▶ [Instructions to follow]:
Copy the listing from the line with "comment-text: 이 적의" up to and including the line with "dislike-button[interactable]: [120, 71, 144, 95]", changing every "comment-text" to "comment-body" and leaving the rest as it is.

┌──

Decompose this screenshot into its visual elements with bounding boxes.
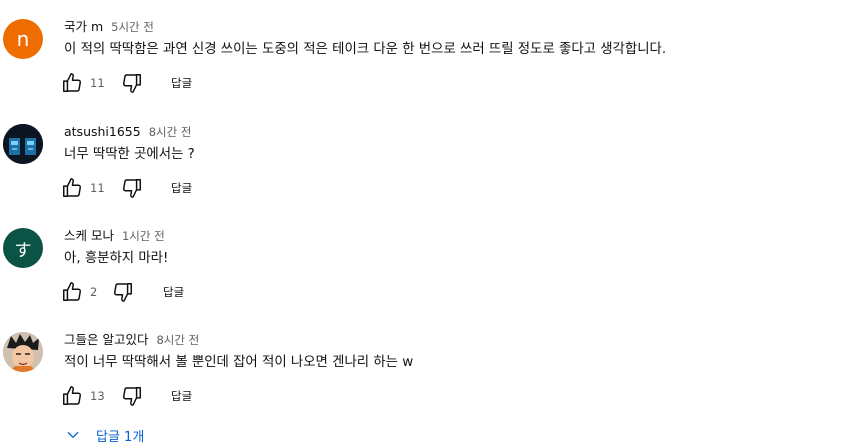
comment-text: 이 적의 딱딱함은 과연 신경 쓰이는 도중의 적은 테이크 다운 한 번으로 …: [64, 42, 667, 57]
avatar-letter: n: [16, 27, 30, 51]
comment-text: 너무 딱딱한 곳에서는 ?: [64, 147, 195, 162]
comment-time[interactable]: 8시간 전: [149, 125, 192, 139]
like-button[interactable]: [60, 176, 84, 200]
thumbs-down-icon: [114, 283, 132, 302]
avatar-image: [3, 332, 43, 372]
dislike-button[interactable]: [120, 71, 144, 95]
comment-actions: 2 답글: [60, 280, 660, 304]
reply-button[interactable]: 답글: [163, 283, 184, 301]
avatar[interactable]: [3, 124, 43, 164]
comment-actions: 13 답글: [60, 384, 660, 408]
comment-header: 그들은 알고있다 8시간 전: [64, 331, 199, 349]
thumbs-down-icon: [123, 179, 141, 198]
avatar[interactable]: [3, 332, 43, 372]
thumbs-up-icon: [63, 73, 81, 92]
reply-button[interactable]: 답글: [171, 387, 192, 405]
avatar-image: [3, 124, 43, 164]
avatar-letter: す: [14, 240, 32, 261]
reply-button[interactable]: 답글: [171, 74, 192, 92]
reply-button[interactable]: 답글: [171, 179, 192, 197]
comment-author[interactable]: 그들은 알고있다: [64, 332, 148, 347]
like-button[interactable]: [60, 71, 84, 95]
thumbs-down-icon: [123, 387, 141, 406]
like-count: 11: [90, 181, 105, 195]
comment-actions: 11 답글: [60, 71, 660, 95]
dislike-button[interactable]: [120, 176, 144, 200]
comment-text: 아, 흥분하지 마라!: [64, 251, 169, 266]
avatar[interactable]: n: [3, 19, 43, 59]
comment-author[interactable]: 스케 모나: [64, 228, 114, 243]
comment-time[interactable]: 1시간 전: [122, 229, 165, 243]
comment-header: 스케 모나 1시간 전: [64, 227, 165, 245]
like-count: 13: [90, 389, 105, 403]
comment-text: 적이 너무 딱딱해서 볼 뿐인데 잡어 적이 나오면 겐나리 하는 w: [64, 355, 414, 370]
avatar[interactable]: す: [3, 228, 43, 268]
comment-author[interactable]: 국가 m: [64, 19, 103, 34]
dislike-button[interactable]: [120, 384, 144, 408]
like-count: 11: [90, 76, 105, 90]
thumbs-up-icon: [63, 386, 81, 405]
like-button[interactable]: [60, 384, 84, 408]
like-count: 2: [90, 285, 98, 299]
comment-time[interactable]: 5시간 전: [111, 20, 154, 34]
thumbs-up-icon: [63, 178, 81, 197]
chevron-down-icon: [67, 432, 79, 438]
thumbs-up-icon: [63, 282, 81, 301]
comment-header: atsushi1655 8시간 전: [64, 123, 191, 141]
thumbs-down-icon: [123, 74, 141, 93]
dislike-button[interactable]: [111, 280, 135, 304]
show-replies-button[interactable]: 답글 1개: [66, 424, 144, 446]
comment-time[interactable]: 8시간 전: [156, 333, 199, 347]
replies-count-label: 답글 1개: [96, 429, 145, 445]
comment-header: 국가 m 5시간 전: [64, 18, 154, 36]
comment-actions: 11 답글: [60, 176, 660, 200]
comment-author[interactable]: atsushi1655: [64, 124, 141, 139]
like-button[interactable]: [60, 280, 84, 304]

└──

▶ [Task response]:
comment-body: 이 적의 딱딱함은 과연 신경 쓰이는 도중의 적은 테이크 다운 한 번으로 …: [64, 42, 667, 57]
avatar-letter: n: [16, 27, 30, 51]
comment-body: 너무 딱딱한 곳에서는 ?: [64, 147, 195, 162]
comment-time[interactable]: 8시간 전: [149, 125, 192, 139]
like-button[interactable]: [60, 176, 84, 200]
thumbs-down-icon: [114, 283, 132, 302]
avatar-image: [3, 332, 43, 372]
dislike-button[interactable]: [120, 71, 144, 95]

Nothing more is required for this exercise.